Instruction :: List every measurement given in inches in the forum post below.

Passage given ::

The Firing Line Forums

Go Back   The Firing Line Forums > The Skunkworks > Handloading, Reloading, and Bullet Casting

Reply
 
Thread Tools
Old May 3, 2000, 11:07 PM   #1
Steve Smith
Senior Member
 
Join Date: December 9, 1999
Posts: 4,131
As many of you know, I'm just starting to reload. I loaded 100 rounds of LSWCs (.452"), 50 of them to 1.246" OAL, and 50 to 1.255" OAL. Both fed great. However, 9 of them did not go completely into battery (about 1/8" out of battery)and therefore were not fired. I took all them home, and just measured them. All my good-cycling rounds measure .472" at the thickest point, but the ones that don't go into battery measure around .476". It did not seem to matter which batch they were in. Since these rounds were in the middle of my batch, and the rounds on each side of them were fine, I don't think that any of my dies messed up. Now, it is possible that since I'm new, I was a little jerky operating the press. Could that have done it? Also, I'm battling a primer feed problem (location of shell plate during priming action) so something might have happened to another case while I was removing a bum case. I need a little help here. If you were doing it, what would cause the "bulged" cases?

Source material ::
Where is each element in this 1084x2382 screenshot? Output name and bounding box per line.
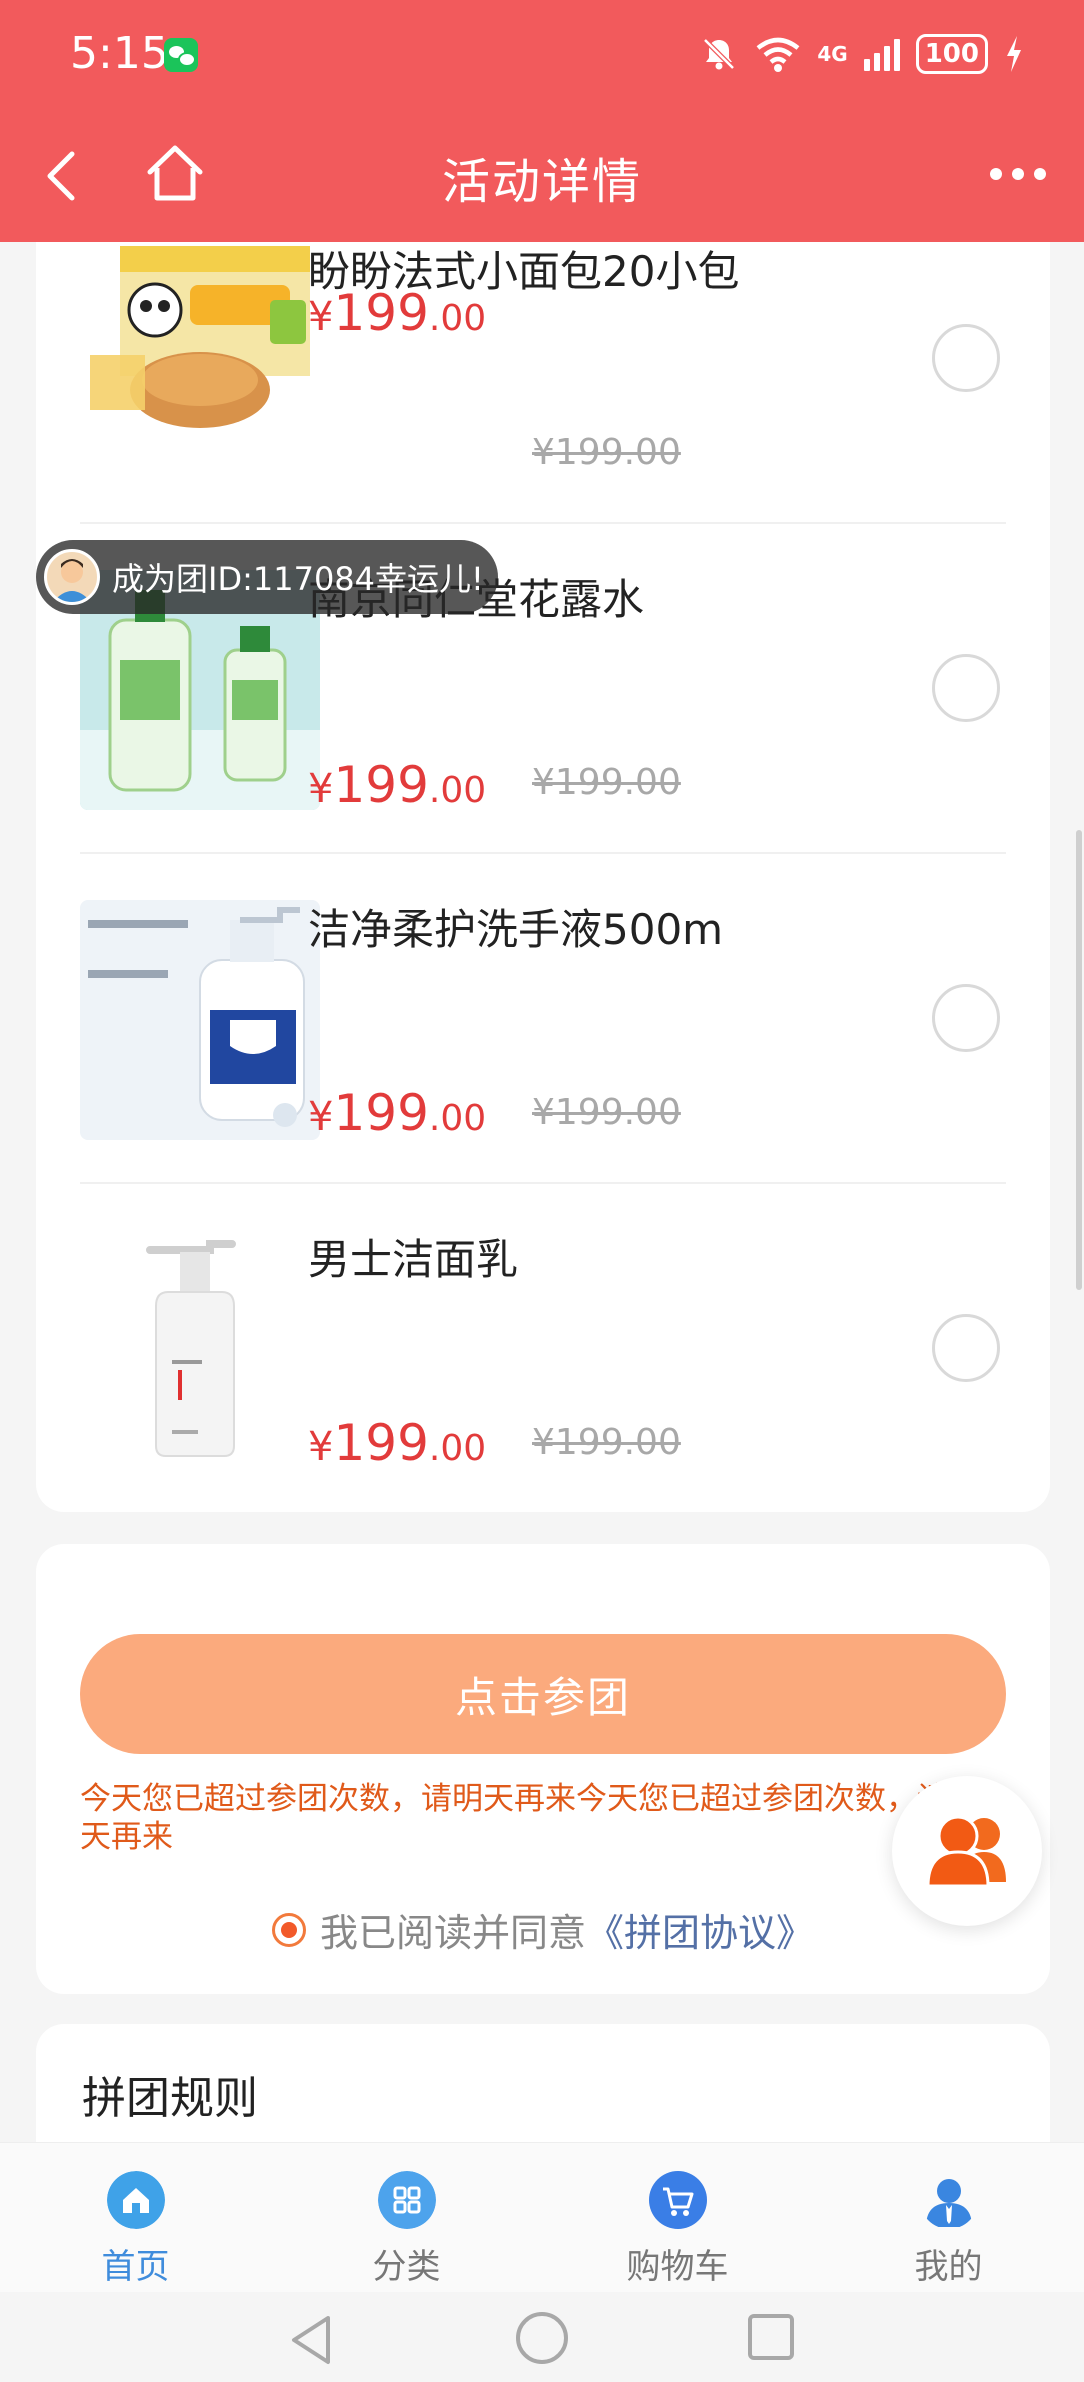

Result ::
.452"
1.246"
1.255"
1/8"
.472"
.476"